> Description of the task
Copy each line containing the word "speed" from the records that follow, please.

## begin Data rows

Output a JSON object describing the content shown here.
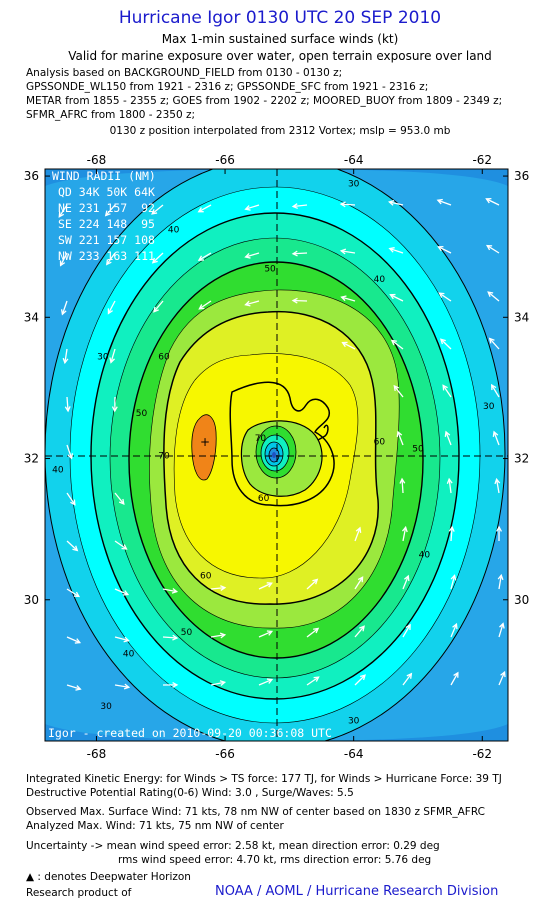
{
  "header": {
    "title": "Hurricane Igor 0130 UTC 20 SEP 2010",
    "subtitle": "Max 1-min sustained surface winds (kt)",
    "validity": "Valid for marine exposure over water, open terrain exposure over land",
    "analysis_lines": [
      "Analysis based on BACKGROUND_FIELD from 0130 - 0130 z;",
      "GPSSONDE_WL150 from 1921 - 2316 z; GPSSONDE_SFC from 1921 - 2316 z;",
      "METAR from 1855 - 2355 z; GOES from 1902 - 2202 z; MOORED_BUOY from 1809 - 2349 z;",
      "SFMR_AFRC from 1800 - 2350 z;"
    ],
    "position_note": "0130 z position interpolated from 2312 Vortex; mslp = 953.0 mb"
  },
  "wind_radii": {
    "title": "WIND RADII (NM)",
    "rows": [
      "QD 34K 50K 64K",
      "NE 231 157  92",
      "SE 224 148  95",
      "SW 221 157 108",
      "NW 233 163 111"
    ]
  },
  "credit": "Igor - created on 2010-09-20 00:36:08 UTC",
  "chart_data": {
    "type": "heatmap",
    "variable": "Max 1-min sustained surface winds (kt)",
    "x_axis": {
      "unit": "longitude",
      "ticks": [
        -68,
        -66,
        -64,
        -62
      ],
      "range": [
        -68.8,
        -61.6
      ]
    },
    "y_axis": {
      "unit": "latitude",
      "ticks": [
        30,
        32,
        34,
        36
      ],
      "range": [
        28.0,
        36.1
      ]
    },
    "center": {
      "lon": -65.65,
      "lat": 32.15
    },
    "contour_labels": [
      {
        "text": "30",
        "lon": -64.0,
        "lat": 35.85
      },
      {
        "text": "40",
        "lon": -66.8,
        "lat": 35.2
      },
      {
        "text": "40",
        "lon": -63.6,
        "lat": 34.5
      },
      {
        "text": "50",
        "lon": -65.3,
        "lat": 34.65
      },
      {
        "text": "30",
        "lon": -67.9,
        "lat": 33.4
      },
      {
        "text": "40",
        "lon": -68.6,
        "lat": 31.8
      },
      {
        "text": "50",
        "lon": -67.3,
        "lat": 32.6
      },
      {
        "text": "60",
        "lon": -66.95,
        "lat": 33.4
      },
      {
        "text": "70",
        "lon": -66.95,
        "lat": 32.0
      },
      {
        "text": "60",
        "lon": -63.6,
        "lat": 32.2
      },
      {
        "text": "50",
        "lon": -63.0,
        "lat": 32.1
      },
      {
        "text": "30",
        "lon": -61.9,
        "lat": 32.7
      },
      {
        "text": "70",
        "lon": -65.45,
        "lat": 32.25
      },
      {
        "text": "60",
        "lon": -65.4,
        "lat": 31.4
      },
      {
        "text": "40",
        "lon": -62.9,
        "lat": 30.6
      },
      {
        "text": "60",
        "lon": -66.3,
        "lat": 30.3
      },
      {
        "text": "50",
        "lon": -66.6,
        "lat": 29.5
      },
      {
        "text": "40",
        "lon": -67.5,
        "lat": 29.2
      },
      {
        "text": "30",
        "lon": -67.85,
        "lat": 28.45
      },
      {
        "text": "30",
        "lon": -64.0,
        "lat": 28.25
      }
    ],
    "levels_kt": [
      {
        "kt": 10,
        "color": "#1f8fe0"
      },
      {
        "kt": 20,
        "color": "#27a6e8"
      },
      {
        "kt": 30,
        "color": "#12d2ec"
      },
      {
        "kt": 35,
        "color": "#00ffff"
      },
      {
        "kt": 40,
        "color": "#10f0c0"
      },
      {
        "kt": 45,
        "color": "#18e88e"
      },
      {
        "kt": 50,
        "color": "#30dd30"
      },
      {
        "kt": 55,
        "color": "#9be83e"
      },
      {
        "kt": 60,
        "color": "#dff024"
      },
      {
        "kt": 65,
        "color": "#f7f700"
      },
      {
        "kt": 70,
        "color": "#f08418"
      }
    ]
  },
  "stats": {
    "ike": "Integrated Kinetic Energy:  for Winds > TS force: 177 TJ,  for Winds > Hurricane Force: 39 TJ",
    "dpr": "Destructive Potential Rating(0-6)   Wind: 3.0 , Surge/Waves: 5.5",
    "observed": "Observed Max. Surface Wind: 71 kts, 78 nm NW of center based on 1830 z SFMR_AFRC",
    "analyzed": "Analyzed Max. Wind: 71 kts, 75 nm NW of center",
    "uncert1": "Uncertainty -> mean wind speed error: 2.58 kt,   mean direction error: 0.29 deg",
    "uncert2": "rms wind speed error: 4.70 kt,   rms direction error: 5.76 deg",
    "legend_note": ": denotes Deepwater Horizon",
    "product": "Research product of",
    "org": "NOAA / AOML / Hurricane Research Division"
  }
}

## end Data rows

> Output of the exercise
    "uncert1": "Uncertainty -> mean wind speed error: 2.58 kt,   mean direction error: 0.29 deg",
    "uncert2": "rms wind speed error: 4.70 kt,   rms direction error: 5.76 deg",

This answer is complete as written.